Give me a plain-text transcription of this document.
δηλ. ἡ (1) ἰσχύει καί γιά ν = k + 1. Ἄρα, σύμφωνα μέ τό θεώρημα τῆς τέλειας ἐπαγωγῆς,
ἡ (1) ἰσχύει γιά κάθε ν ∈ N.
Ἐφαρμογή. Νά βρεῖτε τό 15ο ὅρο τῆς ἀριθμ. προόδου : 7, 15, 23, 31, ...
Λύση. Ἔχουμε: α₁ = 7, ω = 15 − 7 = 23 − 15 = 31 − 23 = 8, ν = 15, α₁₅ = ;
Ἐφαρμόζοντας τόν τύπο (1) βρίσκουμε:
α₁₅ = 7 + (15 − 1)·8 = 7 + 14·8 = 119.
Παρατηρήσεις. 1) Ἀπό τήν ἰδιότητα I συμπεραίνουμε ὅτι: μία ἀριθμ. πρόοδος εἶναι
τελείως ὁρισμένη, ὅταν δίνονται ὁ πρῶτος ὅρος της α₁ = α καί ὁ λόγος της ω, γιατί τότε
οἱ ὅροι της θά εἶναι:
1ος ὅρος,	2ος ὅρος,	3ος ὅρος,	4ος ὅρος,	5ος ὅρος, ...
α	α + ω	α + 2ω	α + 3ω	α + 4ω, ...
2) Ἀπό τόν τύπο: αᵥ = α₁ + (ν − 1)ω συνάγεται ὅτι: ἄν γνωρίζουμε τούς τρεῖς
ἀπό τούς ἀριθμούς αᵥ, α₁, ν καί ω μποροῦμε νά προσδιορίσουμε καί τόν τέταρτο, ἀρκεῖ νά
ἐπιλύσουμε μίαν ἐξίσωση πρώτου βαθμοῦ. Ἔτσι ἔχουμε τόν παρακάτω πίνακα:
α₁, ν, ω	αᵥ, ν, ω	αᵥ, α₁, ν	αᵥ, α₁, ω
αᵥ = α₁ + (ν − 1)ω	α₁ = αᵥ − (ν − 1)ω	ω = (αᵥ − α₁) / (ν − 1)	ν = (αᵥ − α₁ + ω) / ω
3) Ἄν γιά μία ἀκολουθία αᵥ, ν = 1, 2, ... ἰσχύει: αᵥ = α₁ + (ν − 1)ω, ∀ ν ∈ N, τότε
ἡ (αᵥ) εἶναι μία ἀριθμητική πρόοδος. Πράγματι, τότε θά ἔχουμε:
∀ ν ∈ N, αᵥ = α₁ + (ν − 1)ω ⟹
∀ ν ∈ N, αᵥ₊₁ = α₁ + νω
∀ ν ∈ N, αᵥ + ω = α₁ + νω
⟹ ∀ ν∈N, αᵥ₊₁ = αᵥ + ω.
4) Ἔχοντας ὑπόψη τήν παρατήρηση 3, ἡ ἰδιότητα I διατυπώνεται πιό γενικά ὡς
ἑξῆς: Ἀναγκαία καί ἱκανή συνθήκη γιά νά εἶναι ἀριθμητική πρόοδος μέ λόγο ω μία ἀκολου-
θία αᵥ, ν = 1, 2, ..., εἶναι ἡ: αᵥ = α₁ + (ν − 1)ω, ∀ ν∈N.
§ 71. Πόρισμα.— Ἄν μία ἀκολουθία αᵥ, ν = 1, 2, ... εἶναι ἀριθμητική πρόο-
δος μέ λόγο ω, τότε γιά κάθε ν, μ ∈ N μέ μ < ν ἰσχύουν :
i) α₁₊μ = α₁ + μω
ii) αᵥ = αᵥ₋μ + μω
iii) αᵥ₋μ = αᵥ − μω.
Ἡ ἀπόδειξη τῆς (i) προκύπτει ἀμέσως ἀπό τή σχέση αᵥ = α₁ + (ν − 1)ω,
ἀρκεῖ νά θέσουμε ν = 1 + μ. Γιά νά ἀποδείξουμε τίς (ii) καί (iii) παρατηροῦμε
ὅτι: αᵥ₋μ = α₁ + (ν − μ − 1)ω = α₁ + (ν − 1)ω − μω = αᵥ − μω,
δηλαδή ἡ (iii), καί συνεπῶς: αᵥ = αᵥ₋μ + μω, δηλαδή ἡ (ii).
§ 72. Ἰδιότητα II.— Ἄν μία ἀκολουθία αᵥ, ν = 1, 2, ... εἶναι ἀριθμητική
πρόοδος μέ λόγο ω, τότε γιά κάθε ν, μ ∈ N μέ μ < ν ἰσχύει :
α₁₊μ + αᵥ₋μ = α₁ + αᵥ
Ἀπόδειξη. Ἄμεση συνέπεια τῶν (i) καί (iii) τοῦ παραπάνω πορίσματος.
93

----------------

#### [What you are asked to do]
The records above need to be transcribed in full. Keep every character unchanged.

#### [Response]
Give me a plain-text transcription of this document.
δηλ. ἡ (1) ἰσχύει καί γιά ν = k + 1. Ἄρα, σύμφωνα μέ τό θεώρημα τῆς τέλειας ἐπαγωγῆς,
ἡ (1) ἰσχύει γιά κάθε ν ∈ N.
Ἐφαρμογή. Νά βρεῖτε τό 15ο ὅρο τῆς ἀριθμ. προόδου : 7, 15, 23, 31, ...
Λύση. Ἔχουμε: α₁ = 7, ω = 15 − 7 = 23 − 15 = 31 − 23 = 8, ν = 15, α₁₅ = ;
Ἐφαρμόζοντας τόν τύπο (1) βρίσκουμε:
α₁₅ = 7 + (15 − 1)·8 = 7 + 14·8 = 119.
Παρατηρήσεις. 1) Ἀπό τήν ἰδιότητα I συμπεραίνουμε ὅτι: μία ἀριθμ. πρόοδος εἶναι
τελείως ὁρισμένη, ὅταν δίνονται ὁ πρῶτος ὅρος της α₁ = α καί ὁ λόγος της ω, γιατί τότε
οἱ ὅροι της θά εἶναι:
1ος ὅρος,	2ος ὅρος,	3ος ὅρος,	4ος ὅρος,	5ος ὅρος, ...
α	α + ω	α + 2ω	α + 3ω	α + 4ω, ...
2) Ἀπό τόν τύπο: αᵥ = α₁ + (ν − 1)ω συνάγεται ὅτι: ἄν γνωρίζουμε τούς τρεῖς
ἀπό τούς ἀριθμούς αᵥ, α₁, ν καί ω μποροῦμε νά προσδιορίσουμε καί τόν τέταρτο, ἀρκεῖ νά
ἐπιλύσουμε μίαν ἐξίσωση πρώτου βαθμοῦ. Ἔτσι ἔχουμε τόν παρακάτω πίνακα:
α₁, ν, ω	αᵥ, ν, ω	αᵥ, α₁, ν	αᵥ, α₁, ω
αᵥ = α₁ + (ν − 1)ω	α₁ = αᵥ − (ν − 1)ω	ω = (αᵥ − α₁) / (ν − 1)	ν = (αᵥ − α₁ + ω) / ω
3) Ἄν γιά μία ἀκολουθία αᵥ, ν = 1, 2, ... ἰσχύει: αᵥ = α₁ + (ν − 1)ω, ∀ ν ∈ N, τότε
ἡ (αᵥ) εἶναι μία ἀριθμητική πρόοδος. Πράγματι, τότε θά ἔχουμε:
∀ ν ∈ N, αᵥ = α₁ + (ν − 1)ω ⟹
∀ ν ∈ N, αᵥ₊₁ = α₁ + νω
∀ ν ∈ N, αᵥ + ω = α₁ + νω
⟹ ∀ ν∈N, αᵥ₊₁ = αᵥ + ω.
4) Ἔχοντας ὑπόψη τήν παρατήρηση 3, ἡ ἰδιότητα I διατυπώνεται πιό γενικά ὡς
ἑξῆς: Ἀναγκαία καί ἱκανή συνθήκη γιά νά εἶναι ἀριθμητική πρόοδος μέ λόγο ω μία ἀκολου-
θία αᵥ, ν = 1, 2, ..., εἶναι ἡ: αᵥ = α₁ + (ν − 1)ω, ∀ ν∈N.
§ 71. Πόρισμα.— Ἄν μία ἀκολουθία αᵥ, ν = 1, 2, ... εἶναι ἀριθμητική πρόο-
δος μέ λόγο ω, τότε γιά κάθε ν, μ ∈ N μέ μ < ν ἰσχύουν :
i) α₁₊μ = α₁ + μω
ii) αᵥ = αᵥ₋μ + μω
iii) αᵥ₋μ = αᵥ − μω.
Ἡ ἀπόδειξη τῆς (i) προκύπτει ἀμέσως ἀπό τή σχέση αᵥ = α₁ + (ν − 1)ω,
ἀρκεῖ νά θέσουμε ν = 1 + μ. Γιά νά ἀποδείξουμε τίς (ii) καί (iii) παρατηροῦμε
ὅτι: αᵥ₋μ = α₁ + (ν − μ − 1)ω = α₁ + (ν − 1)ω − μω = αᵥ − μω,
δηλαδή ἡ (iii), καί συνεπῶς: αᵥ = αᵥ₋μ + μω, δηλαδή ἡ (ii).
§ 72. Ἰδιότητα II.— Ἄν μία ἀκολουθία αᵥ, ν = 1, 2, ... εἶναι ἀριθμητική
πρόοδος μέ λόγο ω, τότε γιά κάθε ν, μ ∈ N μέ μ < ν ἰσχύει :
α₁₊μ + αᵥ₋μ = α₁ + αᵥ
Ἀπόδειξη. Ἄμεση συνέπεια τῶν (i) καί (iii) τοῦ παραπάνω πορίσματος.
93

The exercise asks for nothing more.